- _Problem to work on_
Word for word, restate every line of the listing that follows.

- _Data_
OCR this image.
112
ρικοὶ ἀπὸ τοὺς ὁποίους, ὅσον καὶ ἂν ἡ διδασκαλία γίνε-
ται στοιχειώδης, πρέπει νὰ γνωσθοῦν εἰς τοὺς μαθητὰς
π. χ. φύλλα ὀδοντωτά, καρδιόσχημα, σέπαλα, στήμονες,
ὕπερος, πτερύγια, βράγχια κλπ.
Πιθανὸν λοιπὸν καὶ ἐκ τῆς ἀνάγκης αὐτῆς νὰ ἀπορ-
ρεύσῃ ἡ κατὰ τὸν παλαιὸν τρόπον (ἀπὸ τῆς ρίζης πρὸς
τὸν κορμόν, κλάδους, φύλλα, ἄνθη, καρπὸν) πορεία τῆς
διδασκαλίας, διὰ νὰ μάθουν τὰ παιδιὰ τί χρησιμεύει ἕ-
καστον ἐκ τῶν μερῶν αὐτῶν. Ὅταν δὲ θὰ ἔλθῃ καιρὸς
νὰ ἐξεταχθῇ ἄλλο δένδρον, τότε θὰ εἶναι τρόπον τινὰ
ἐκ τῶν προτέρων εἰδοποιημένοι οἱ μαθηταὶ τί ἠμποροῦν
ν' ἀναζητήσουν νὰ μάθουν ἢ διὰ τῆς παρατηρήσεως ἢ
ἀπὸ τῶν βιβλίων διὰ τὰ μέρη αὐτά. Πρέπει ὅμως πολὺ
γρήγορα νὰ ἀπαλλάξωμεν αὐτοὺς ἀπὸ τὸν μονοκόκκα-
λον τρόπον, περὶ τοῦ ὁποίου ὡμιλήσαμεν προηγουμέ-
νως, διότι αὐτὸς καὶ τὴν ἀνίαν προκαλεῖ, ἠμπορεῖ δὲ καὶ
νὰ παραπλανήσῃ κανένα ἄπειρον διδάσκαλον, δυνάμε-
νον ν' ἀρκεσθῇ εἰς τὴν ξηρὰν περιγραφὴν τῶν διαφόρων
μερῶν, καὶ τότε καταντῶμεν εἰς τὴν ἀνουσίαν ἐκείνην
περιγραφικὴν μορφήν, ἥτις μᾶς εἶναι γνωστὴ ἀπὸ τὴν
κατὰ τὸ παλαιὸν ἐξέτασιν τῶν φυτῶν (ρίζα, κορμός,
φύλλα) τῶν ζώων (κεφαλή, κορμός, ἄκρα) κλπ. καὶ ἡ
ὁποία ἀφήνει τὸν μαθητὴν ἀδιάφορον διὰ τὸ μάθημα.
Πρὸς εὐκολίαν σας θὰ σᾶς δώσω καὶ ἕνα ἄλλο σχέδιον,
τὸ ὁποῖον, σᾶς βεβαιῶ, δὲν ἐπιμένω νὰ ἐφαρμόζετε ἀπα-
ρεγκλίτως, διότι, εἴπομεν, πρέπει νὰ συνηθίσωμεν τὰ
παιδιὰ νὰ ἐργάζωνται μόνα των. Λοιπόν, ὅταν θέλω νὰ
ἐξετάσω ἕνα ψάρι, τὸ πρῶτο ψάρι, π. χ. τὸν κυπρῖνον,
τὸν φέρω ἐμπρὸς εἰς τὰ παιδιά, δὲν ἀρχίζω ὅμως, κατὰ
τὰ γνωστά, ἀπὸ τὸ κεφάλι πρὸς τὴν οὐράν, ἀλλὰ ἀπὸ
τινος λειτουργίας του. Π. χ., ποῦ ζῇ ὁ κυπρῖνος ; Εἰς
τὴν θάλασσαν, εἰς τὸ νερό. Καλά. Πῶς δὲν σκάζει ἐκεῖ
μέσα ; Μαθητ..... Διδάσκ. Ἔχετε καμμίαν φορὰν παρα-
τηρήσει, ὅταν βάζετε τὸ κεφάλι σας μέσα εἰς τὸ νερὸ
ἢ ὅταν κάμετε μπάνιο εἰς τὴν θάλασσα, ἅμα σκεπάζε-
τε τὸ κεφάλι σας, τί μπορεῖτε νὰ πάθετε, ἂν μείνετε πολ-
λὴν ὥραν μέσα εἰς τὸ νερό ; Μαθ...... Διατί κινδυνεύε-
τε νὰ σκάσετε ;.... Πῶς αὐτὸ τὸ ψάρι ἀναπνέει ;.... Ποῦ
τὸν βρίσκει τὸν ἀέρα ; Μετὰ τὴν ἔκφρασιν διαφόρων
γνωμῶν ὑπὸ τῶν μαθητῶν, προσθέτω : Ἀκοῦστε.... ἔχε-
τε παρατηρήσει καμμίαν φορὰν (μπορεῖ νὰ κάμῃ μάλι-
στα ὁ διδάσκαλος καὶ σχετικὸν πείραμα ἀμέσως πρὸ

- _Task result_
OCR this image.
112
ρικοὶ ἀπὸ τοὺς ὁποίους, ὅσον καὶ ἂν ἡ διδασκαλία γίνε-
ται στοιχειώδης, πρέπει νὰ γνωσθοῦν εἰς τοὺς μαθητὰς
π. χ. φύλλα ὀδοντωτά, καρδιόσχημα, σέπαλα, στήμονες,
ὕπερος, πτερύγια, βράγχια κλπ.
Πιθανὸν λοιπὸν καὶ ἐκ τῆς ἀνάγκης αὐτῆς νὰ ἀπορ-
ρεύσῃ ἡ κατὰ τὸν παλαιὸν τρόπον (ἀπὸ τῆς ρίζης πρὸς
τὸν κορμόν, κλάδους, φύλλα, ἄνθη, καρπὸν) πορεία τῆς
διδασκαλίας, διὰ νὰ μάθουν τὰ παιδιὰ τί χρησιμεύει ἕ-
καστον ἐκ τῶν μερῶν αὐτῶν. Ὅταν δὲ θὰ ἔλθῃ καιρὸς
νὰ ἐξεταχθῇ ἄλλο δένδρον, τότε θὰ εἶναι τρόπον τινὰ
ἐκ τῶν προτέρων εἰδοποιημένοι οἱ μαθηταὶ τί ἠμποροῦν
ν' ἀναζητήσουν νὰ μάθουν ἢ διὰ τῆς παρατηρήσεως ἢ
ἀπὸ τῶν βιβλίων διὰ τὰ μέρη αὐτά. Πρέπει ὅμως πολὺ
γρήγορα νὰ ἀπαλλάξωμεν αὐτοὺς ἀπὸ τὸν μονοκόκκα-
λον τρόπον, περὶ τοῦ ὁποίου ὡμιλήσαμεν προηγουμέ-
νως, διότι αὐτὸς καὶ τὴν ἀνίαν προκαλεῖ, ἠμπορεῖ δὲ καὶ
νὰ παραπλανήσῃ κανένα ἄπειρον διδάσκαλον, δυνάμε-
νον ν' ἀρκεσθῇ εἰς τὴν ξηρὰν περιγραφὴν τῶν διαφόρων
μερῶν, καὶ τότε καταντῶμεν εἰς τὴν ἀνουσίαν ἐκείνην
περιγραφικὴν μορφήν, ἥτις μᾶς εἶναι γνωστὴ ἀπὸ τὴν
κατὰ τὸ παλαιὸν ἐξέτασιν τῶν φυτῶν (ρίζα, κορμός,
φύλλα) τῶν ζώων (κεφαλή, κορμός, ἄκρα) κλπ. καὶ ἡ
ὁποία ἀφήνει τὸν μαθητὴν ἀδιάφορον διὰ τὸ μάθημα.
Πρὸς εὐκολίαν σας θὰ σᾶς δώσω καὶ ἕνα ἄλλο σχέδιον,
τὸ ὁποῖον, σᾶς βεβαιῶ, δὲν ἐπιμένω νὰ ἐφαρμόζετε ἀπα-
ρεγκλίτως, διότι, εἴπομεν, πρέπει νὰ συνηθίσωμεν τὰ
παιδιὰ νὰ ἐργάζωνται μόνα των. Λοιπόν, ὅταν θέλω νὰ
ἐξετάσω ἕνα ψάρι, τὸ πρῶτο ψάρι, π. χ. τὸν κυπρῖνον,
τὸν φέρω ἐμπρὸς εἰς τὰ παιδιά, δὲν ἀρχίζω ὅμως, κατὰ
τὰ γνωστά, ἀπὸ τὸ κεφάλι πρὸς τὴν οὐράν, ἀλλὰ ἀπὸ
τινος λειτουργίας του. Π. χ., ποῦ ζῇ ὁ κυπρῖνος ; Εἰς
τὴν θάλασσαν, εἰς τὸ νερό. Καλά. Πῶς δὲν σκάζει ἐκεῖ
μέσα ; Μαθητ..... Διδάσκ. Ἔχετε καμμίαν φορὰν παρα-
τηρήσει, ὅταν βάζετε τὸ κεφάλι σας μέσα εἰς τὸ νερὸ
ἢ ὅταν κάμετε μπάνιο εἰς τὴν θάλασσα, ἅμα σκεπάζε-
τε τὸ κεφάλι σας, τί μπορεῖτε νὰ πάθετε, ἂν μείνετε πολ-
λὴν ὥραν μέσα εἰς τὸ νερό ; Μαθ...... Διατί κινδυνεύε-
τε νὰ σκάσετε ;.... Πῶς αὐτὸ τὸ ψάρι ἀναπνέει ;.... Ποῦ
τὸν βρίσκει τὸν ἀέρα ; Μετὰ τὴν ἔκφρασιν διαφόρων
γνωμῶν ὑπὸ τῶν μαθητῶν, προσθέτω : Ἀκοῦστε.... ἔχε-
τε παρατηρήσει καμμίαν φορὰν (μπορεῖ νὰ κάμῃ μάλι-
στα ὁ διδάσκαλος καὶ σχετικὸν πείραμα ἀμέσως πρὸ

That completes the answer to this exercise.